(Figure contents as structured data)
------

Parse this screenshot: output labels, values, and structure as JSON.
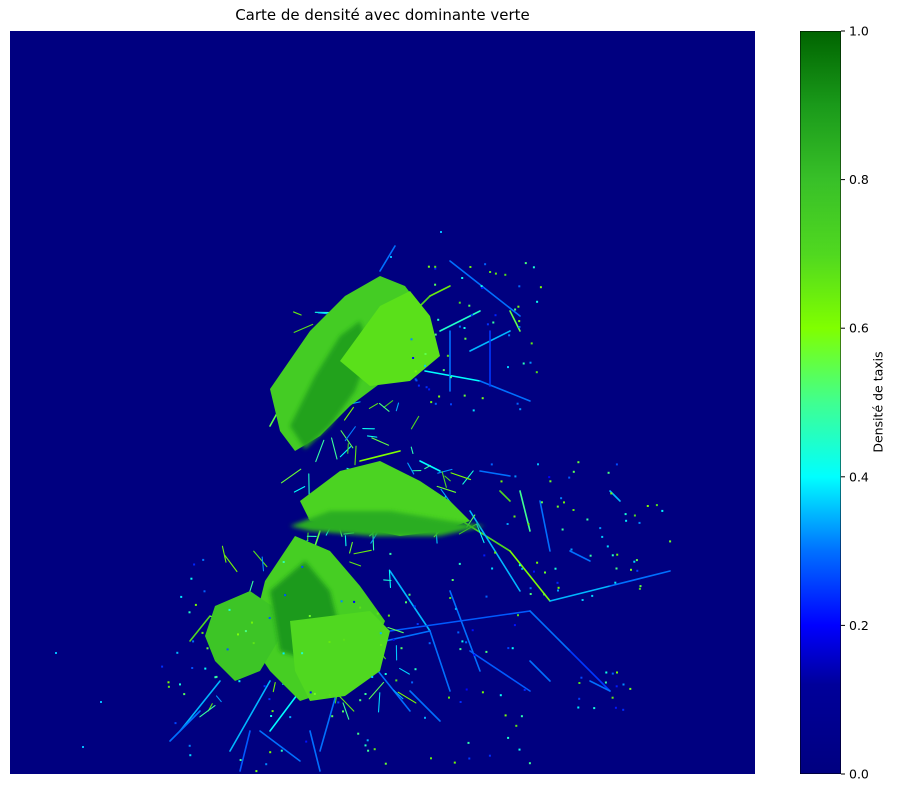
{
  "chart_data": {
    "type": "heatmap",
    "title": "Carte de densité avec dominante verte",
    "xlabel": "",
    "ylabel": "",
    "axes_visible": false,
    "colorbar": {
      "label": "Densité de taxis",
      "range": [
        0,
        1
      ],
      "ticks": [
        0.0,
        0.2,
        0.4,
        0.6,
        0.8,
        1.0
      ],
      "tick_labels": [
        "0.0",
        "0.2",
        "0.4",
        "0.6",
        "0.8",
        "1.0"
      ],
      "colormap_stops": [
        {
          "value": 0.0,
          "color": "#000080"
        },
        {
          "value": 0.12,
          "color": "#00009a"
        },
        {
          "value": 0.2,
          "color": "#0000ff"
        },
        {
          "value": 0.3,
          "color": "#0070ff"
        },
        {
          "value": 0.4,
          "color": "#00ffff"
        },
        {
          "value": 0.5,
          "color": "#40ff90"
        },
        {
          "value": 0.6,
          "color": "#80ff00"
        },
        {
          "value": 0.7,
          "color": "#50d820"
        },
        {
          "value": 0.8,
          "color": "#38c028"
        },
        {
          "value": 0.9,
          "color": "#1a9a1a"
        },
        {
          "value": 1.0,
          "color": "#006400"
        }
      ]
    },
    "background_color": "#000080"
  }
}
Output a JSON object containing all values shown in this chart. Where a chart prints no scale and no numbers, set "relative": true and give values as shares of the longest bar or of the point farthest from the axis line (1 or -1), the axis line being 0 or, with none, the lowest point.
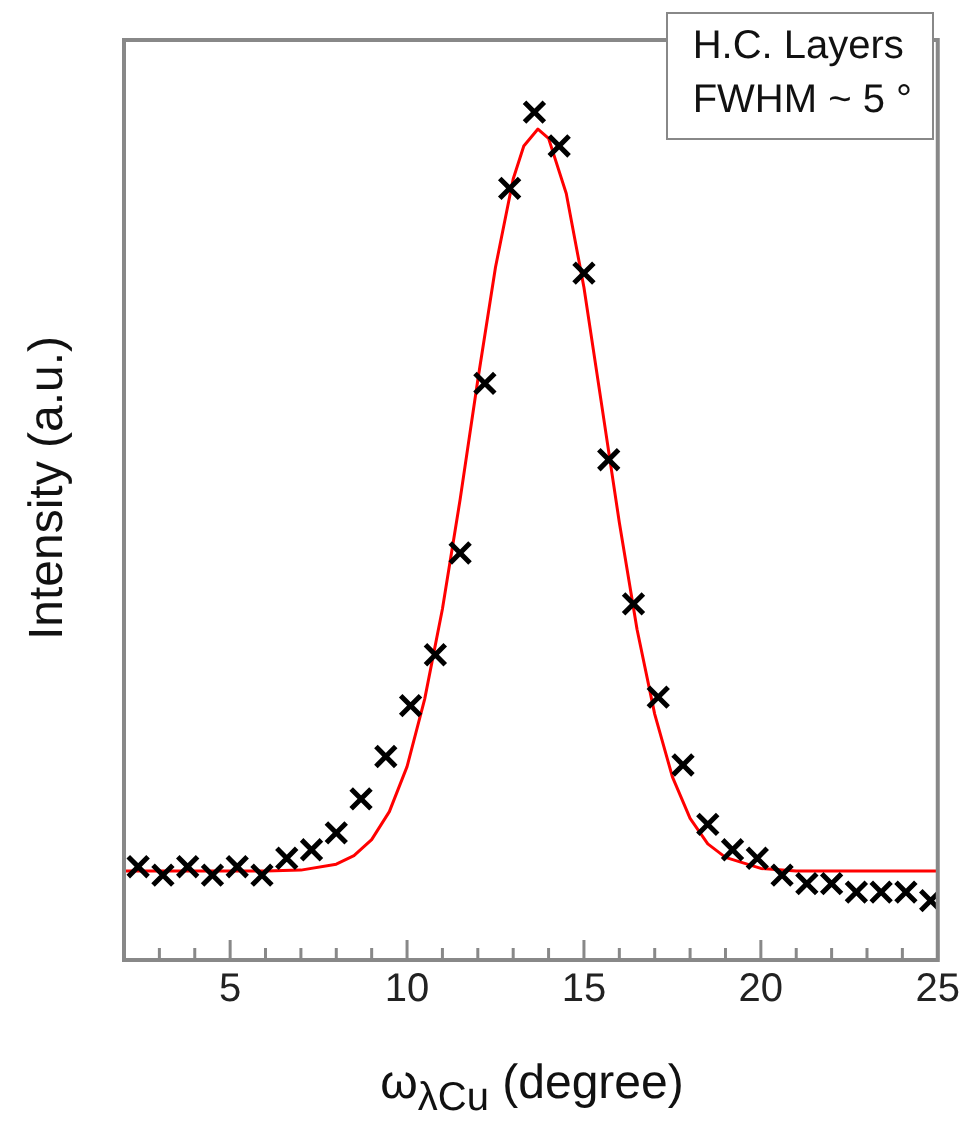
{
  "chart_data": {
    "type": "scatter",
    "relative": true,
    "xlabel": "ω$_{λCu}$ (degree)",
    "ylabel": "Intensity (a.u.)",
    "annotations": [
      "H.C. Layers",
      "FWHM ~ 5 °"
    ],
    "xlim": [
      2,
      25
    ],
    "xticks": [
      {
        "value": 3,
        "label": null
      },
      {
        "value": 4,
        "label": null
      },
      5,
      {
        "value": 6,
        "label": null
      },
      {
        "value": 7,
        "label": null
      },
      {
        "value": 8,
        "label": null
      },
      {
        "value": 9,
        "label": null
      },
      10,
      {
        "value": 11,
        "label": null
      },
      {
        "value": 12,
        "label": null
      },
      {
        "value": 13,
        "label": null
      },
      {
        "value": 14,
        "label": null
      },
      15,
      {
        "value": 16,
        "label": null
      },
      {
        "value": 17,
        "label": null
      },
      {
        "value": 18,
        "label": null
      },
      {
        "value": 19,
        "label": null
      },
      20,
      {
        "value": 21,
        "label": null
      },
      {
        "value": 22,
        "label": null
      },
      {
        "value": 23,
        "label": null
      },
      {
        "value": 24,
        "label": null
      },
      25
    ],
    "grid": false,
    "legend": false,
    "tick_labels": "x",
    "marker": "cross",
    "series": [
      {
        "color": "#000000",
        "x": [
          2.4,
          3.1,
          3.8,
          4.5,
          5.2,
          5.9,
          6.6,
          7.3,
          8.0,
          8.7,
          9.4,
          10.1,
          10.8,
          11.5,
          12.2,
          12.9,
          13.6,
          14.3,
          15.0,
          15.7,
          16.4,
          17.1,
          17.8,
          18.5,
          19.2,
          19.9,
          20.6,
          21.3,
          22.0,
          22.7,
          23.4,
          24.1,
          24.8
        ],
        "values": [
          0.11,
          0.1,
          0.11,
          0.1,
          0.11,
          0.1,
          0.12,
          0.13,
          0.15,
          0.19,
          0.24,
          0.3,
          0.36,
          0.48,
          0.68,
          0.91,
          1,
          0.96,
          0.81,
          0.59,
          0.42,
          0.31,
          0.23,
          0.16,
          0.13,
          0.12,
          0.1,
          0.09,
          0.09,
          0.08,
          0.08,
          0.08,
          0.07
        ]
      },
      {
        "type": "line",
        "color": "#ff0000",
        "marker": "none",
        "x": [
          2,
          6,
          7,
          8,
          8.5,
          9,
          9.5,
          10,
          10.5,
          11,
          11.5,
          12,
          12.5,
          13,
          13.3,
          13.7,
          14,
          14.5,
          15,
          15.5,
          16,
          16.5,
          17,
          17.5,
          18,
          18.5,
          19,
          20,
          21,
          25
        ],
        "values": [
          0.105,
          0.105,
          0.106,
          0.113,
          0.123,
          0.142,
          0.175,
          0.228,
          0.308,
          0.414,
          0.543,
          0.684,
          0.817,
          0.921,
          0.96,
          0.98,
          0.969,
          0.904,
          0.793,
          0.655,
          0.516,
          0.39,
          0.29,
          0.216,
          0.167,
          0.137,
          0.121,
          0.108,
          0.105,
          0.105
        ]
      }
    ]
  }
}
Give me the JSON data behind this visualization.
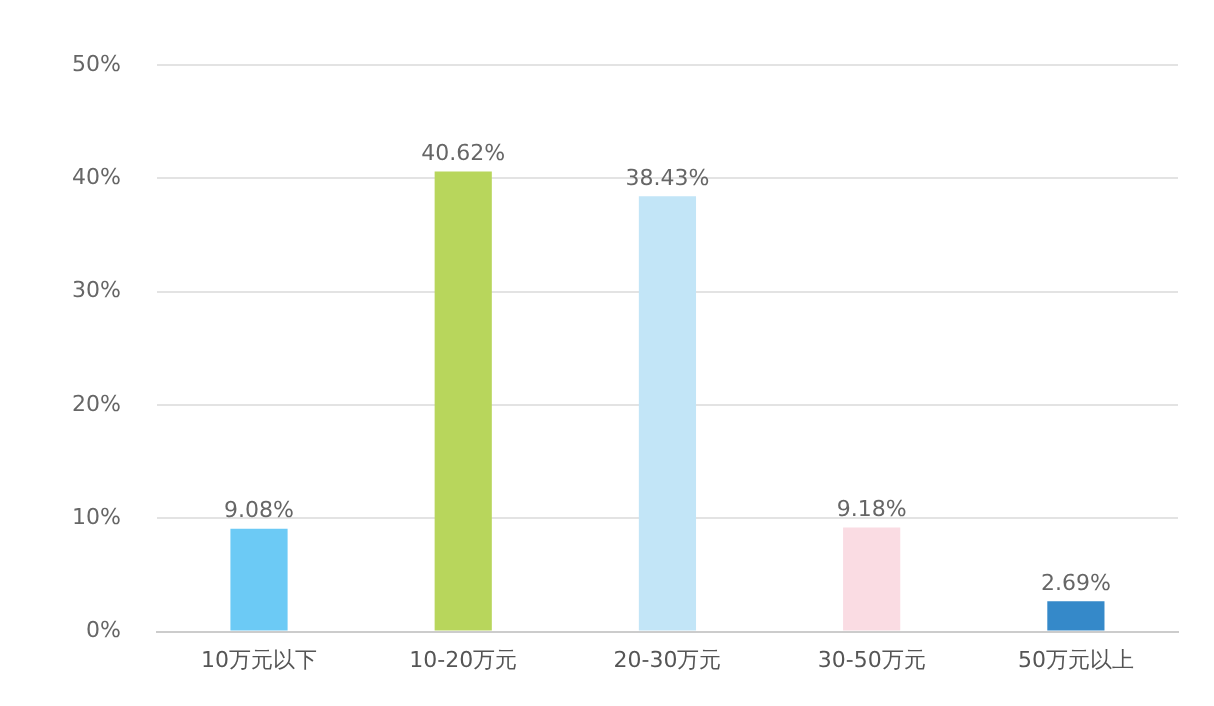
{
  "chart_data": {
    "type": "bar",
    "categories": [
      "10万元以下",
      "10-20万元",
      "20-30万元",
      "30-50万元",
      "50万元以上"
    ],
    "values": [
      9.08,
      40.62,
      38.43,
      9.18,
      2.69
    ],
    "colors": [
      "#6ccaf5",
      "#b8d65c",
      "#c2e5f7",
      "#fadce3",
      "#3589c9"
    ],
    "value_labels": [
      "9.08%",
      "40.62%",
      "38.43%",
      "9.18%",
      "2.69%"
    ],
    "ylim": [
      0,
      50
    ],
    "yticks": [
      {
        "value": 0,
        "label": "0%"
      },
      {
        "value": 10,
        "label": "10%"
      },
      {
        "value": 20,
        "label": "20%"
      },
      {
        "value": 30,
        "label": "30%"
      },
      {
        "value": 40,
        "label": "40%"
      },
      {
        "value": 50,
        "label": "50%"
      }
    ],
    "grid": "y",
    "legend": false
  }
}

------

### WRITTEN INSTRUCTION
Output a faithful copy of the data, with each picture left out.

### EXERCISE RESULT
Parse this screenshot: output labels, values, and structure as JSON.
{
  "chart_data": {
    "type": "heatmap",
    "title": "Carte de densité avec dominante verte",
    "xlabel": "",
    "ylabel": "",
    "axes_visible": false,
    "colorbar": {
      "label": "Densité de taxis",
      "range": [
        0,
        1
      ],
      "ticks": [
        0.0,
        0.2,
        0.4,
        0.6,
        0.8,
        1.0
      ],
      "tick_labels": [
        "0.0",
        "0.2",
        "0.4",
        "0.6",
        "0.8",
        "1.0"
      ],
      "colormap_stops": [
        {
          "value": 0.0,
          "color": "#000080"
        },
        {
          "value": 0.12,
          "color": "#00009a"
        },
        {
          "value": 0.2,
          "color": "#0000ff"
        },
        {
          "value": 0.3,
          "color": "#0070ff"
        },
        {
          "value": 0.4,
          "color": "#00ffff"
        },
        {
          "value": 0.5,
          "color": "#40ff90"
        },
        {
          "value": 0.6,
          "color": "#80ff00"
        },
        {
          "value": 0.7,
          "color": "#50d820"
        },
        {
          "value": 0.8,
          "color": "#38c028"
        },
        {
          "value": 0.9,
          "color": "#1a9a1a"
        },
        {
          "value": 1.0,
          "color": "#006400"
        }
      ]
    },
    "background_color": "#000080"
  }
}
Output a JSON object containing all values shown in this chart. Where a chart prints no scale and no numbers, set "relative": true and give values as shares of the longest bar or of the point farthest from the axis line (1 or -1), the axis line being 0 or, with none, the lowest point.
{
  "chart_data": {
    "type": "scatter",
    "relative": true,
    "xlabel": "ω$_{λCu}$ (degree)",
    "ylabel": "Intensity (a.u.)",
    "annotations": [
      "H.C. Layers",
      "FWHM ~ 5 °"
    ],
    "xlim": [
      2,
      25
    ],
    "xticks": [
      {
        "value": 3,
        "label": null
      },
      {
        "value": 4,
        "label": null
      },
      5,
      {
        "value": 6,
        "label": null
      },
      {
        "value": 7,
        "label": null
      },
      {
        "value": 8,
        "label": null
      },
      {
        "value": 9,
        "label": null
      },
      10,
      {
        "value": 11,
        "label": null
      },
      {
        "value": 12,
        "label": null
      },
      {
        "value": 13,
        "label": null
      },
      {
        "value": 14,
        "label": null
      },
      15,
      {
        "value": 16,
        "label": null
      },
      {
        "value": 17,
        "label": null
      },
      {
        "value": 18,
        "label": null
      },
      {
        "value": 19,
        "label": null
      },
      20,
      {
        "value": 21,
        "label": null
      },
      {
        "value": 22,
        "label": null
      },
      {
        "value": 23,
        "label": null
      },
      {
        "value": 24,
        "label": null
      },
      25
    ],
    "grid": false,
    "legend": false,
    "tick_labels": "x",
    "marker": "cross",
    "series": [
      {
        "color": "#000000",
        "x": [
          2.4,
          3.1,
          3.8,
          4.5,
          5.2,
          5.9,
          6.6,
          7.3,
          8.0,
          8.7,
          9.4,
          10.1,
          10.8,
          11.5,
          12.2,
          12.9,
          13.6,
          14.3,
          15.0,
          15.7,
          16.4,
          17.1,
          17.8,
          18.5,
          19.2,
          19.9,
          20.6,
          21.3,
          22.0,
          22.7,
          23.4,
          24.1,
          24.8
        ],
        "values": [
          0.11,
          0.1,
          0.11,
          0.1,
          0.11,
          0.1,
          0.12,
          0.13,
          0.15,
          0.19,
          0.24,
          0.3,
          0.36,
          0.48,
          0.68,
          0.91,
          1,
          0.96,
          0.81,
          0.59,
          0.42,
          0.31,
          0.23,
          0.16,
          0.13,
          0.12,
          0.1,
          0.09,
          0.09,
          0.08,
          0.08,
          0.08,
          0.07
        ]
      },
      {
        "type": "line",
        "color": "#ff0000",
        "marker": "none",
        "x": [
          2,
          6,
          7,
          8,
          8.5,
          9,
          9.5,
          10,
          10.5,
          11,
          11.5,
          12,
          12.5,
          13,
          13.3,
          13.7,
          14,
          14.5,
          15,
          15.5,
          16,
          16.5,
          17,
          17.5,
          18,
          18.5,
          19,
          20,
          21,
          25
        ],
        "values": [
          0.105,
          0.105,
          0.106,
          0.113,
          0.123,
          0.142,
          0.175,
          0.228,
          0.308,
          0.414,
          0.543,
          0.684,
          0.817,
          0.921,
          0.96,
          0.98,
          0.969,
          0.904,
          0.793,
          0.655,
          0.516,
          0.39,
          0.29,
          0.216,
          0.167,
          0.137,
          0.121,
          0.108,
          0.105,
          0.105
        ]
      }
    ]
  }
}
Give me the JSON data behind this visualization.
{
  "chart_data": {
    "type": "bar",
    "categories": [
      "10万元以下",
      "10-20万元",
      "20-30万元",
      "30-50万元",
      "50万元以上"
    ],
    "values": [
      9.08,
      40.62,
      38.43,
      9.18,
      2.69
    ],
    "colors": [
      "#6ccaf5",
      "#b8d65c",
      "#c2e5f7",
      "#fadce3",
      "#3589c9"
    ],
    "value_labels": [
      "9.08%",
      "40.62%",
      "38.43%",
      "9.18%",
      "2.69%"
    ],
    "ylim": [
      0,
      50
    ],
    "yticks": [
      {
        "value": 0,
        "label": "0%"
      },
      {
        "value": 10,
        "label": "10%"
      },
      {
        "value": 20,
        "label": "20%"
      },
      {
        "value": 30,
        "label": "30%"
      },
      {
        "value": 40,
        "label": "40%"
      },
      {
        "value": 50,
        "label": "50%"
      }
    ],
    "grid": "y",
    "legend": false
  }
}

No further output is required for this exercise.